**Your instructions**
Every record that follows should be printed verbatim.

(Items from a figure collection)
+ + + + +

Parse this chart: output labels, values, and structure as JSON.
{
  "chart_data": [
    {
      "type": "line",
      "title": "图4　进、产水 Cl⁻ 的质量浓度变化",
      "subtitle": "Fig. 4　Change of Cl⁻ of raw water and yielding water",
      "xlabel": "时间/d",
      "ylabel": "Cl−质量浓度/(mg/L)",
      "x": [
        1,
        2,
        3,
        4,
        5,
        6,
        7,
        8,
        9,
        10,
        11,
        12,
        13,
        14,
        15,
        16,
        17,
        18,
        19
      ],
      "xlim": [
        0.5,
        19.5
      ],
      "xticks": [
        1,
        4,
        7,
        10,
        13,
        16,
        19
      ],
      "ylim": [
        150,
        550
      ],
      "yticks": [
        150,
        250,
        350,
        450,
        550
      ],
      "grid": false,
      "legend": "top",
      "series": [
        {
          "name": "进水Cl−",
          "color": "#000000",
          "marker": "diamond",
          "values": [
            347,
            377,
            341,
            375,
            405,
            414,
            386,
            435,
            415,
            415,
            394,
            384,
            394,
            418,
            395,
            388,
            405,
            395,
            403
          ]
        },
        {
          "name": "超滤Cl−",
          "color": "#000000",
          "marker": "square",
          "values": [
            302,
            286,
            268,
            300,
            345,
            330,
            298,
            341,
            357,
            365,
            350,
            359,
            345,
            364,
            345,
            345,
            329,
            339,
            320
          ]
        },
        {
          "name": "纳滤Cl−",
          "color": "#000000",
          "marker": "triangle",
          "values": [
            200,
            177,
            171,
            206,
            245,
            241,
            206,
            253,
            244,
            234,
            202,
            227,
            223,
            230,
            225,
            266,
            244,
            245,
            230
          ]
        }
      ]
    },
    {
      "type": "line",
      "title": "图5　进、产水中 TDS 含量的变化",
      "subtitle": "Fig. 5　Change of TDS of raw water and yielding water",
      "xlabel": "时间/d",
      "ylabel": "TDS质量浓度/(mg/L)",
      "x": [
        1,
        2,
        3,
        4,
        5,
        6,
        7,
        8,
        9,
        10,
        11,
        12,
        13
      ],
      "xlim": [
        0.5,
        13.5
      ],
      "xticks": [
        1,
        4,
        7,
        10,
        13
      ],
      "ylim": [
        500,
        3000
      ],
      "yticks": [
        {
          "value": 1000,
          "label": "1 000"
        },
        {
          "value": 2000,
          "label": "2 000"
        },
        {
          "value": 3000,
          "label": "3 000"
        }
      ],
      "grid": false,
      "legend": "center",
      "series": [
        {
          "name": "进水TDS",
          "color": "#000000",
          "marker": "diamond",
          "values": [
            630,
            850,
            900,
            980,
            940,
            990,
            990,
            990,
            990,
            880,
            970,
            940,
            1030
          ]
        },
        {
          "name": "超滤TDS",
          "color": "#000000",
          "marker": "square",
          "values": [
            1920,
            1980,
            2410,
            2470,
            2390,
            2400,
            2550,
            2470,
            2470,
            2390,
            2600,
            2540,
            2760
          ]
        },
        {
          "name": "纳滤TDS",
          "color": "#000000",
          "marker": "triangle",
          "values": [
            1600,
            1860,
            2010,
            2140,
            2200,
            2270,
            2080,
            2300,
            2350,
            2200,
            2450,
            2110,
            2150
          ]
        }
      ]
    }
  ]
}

+ + + + +

**Response below**
Parse this chart: output labels, values, and structure as JSON.
{
  "chart_data": [
    {
      "type": "line",
      "title": "图4　进、产水 Cl⁻ 的质量浓度变化",
      "subtitle": "Fig. 4　Change of Cl⁻ of raw water and yielding water",
      "xlabel": "时间/d",
      "ylabel": "Cl−质量浓度/(mg/L)",
      "x": [
        1,
        2,
        3,
        4,
        5,
        6,
        7,
        8,
        9,
        10,
        11,
        12,
        13,
        14,
        15,
        16,
        17,
        18,
        19
      ],
      "xlim": [
        0.5,
        19.5
      ],
      "xticks": [
        1,
        4,
        7,
        10,
        13,
        16,
        19
      ],
      "ylim": [
        150,
        550
      ],
      "yticks": [
        150,
        250,
        350,
        450,
        550
      ],
      "grid": false,
      "legend": "top",
      "series": [
        {
          "name": "进水Cl−",
          "color": "#000000",
          "marker": "diamond",
          "values": [
            347,
            377,
            341,
            375,
            405,
            414,
            386,
            435,
            415,
            415,
            394,
            384,
            394,
            418,
            395,
            388,
            405,
            395,
            403
          ]
        },
        {
          "name": "超滤Cl−",
          "color": "#000000",
          "marker": "square",
          "values": [
            302,
            286,
            268,
            300,
            345,
            330,
            298,
            341,
            357,
            365,
            350,
            359,
            345,
            364,
            345,
            345,
            329,
            339,
            320
          ]
        },
        {
          "name": "纳滤Cl−",
          "color": "#000000",
          "marker": "triangle",
          "values": [
            200,
            177,
            171,
            206,
            245,
            241,
            206,
            253,
            244,
            234,
            202,
            227,
            223,
            230,
            225,
            266,
            244,
            245,
            230
          ]
        }
      ]
    },
    {
      "type": "line",
      "title": "图5　进、产水中 TDS 含量的变化",
      "subtitle": "Fig. 5　Change of TDS of raw water and yielding water",
      "xlabel": "时间/d",
      "ylabel": "TDS质量浓度/(mg/L)",
      "x": [
        1,
        2,
        3,
        4,
        5,
        6,
        7,
        8,
        9,
        10,
        11,
        12,
        13
      ],
      "xlim": [
        0.5,
        13.5
      ],
      "xticks": [
        1,
        4,
        7,
        10,
        13
      ],
      "ylim": [
        500,
        3000
      ],
      "yticks": [
        {
          "value": 1000,
          "label": "1 000"
        },
        {
          "value": 2000,
          "label": "2 000"
        },
        {
          "value": 3000,
          "label": "3 000"
        }
      ],
      "grid": false,
      "legend": "center",
      "series": [
        {
          "name": "进水TDS",
          "color": "#000000",
          "marker": "diamond",
          "values": [
            630,
            850,
            900,
            980,
            940,
            990,
            990,
            990,
            990,
            880,
            970,
            940,
            1030
          ]
        },
        {
          "name": "超滤TDS",
          "color": "#000000",
          "marker": "square",
          "values": [
            1920,
            1980,
            2410,
            2470,
            2390,
            2400,
            2550,
            2470,
            2470,
            2390,
            2600,
            2540,
            2760
          ]
        },
        {
          "name": "纳滤TDS",
          "color": "#000000",
          "marker": "triangle",
          "values": [
            1600,
            1860,
            2010,
            2140,
            2200,
            2270,
            2080,
            2300,
            2350,
            2200,
            2450,
            2110,
            2150
          ]
        }
      ]
    }
  ]
}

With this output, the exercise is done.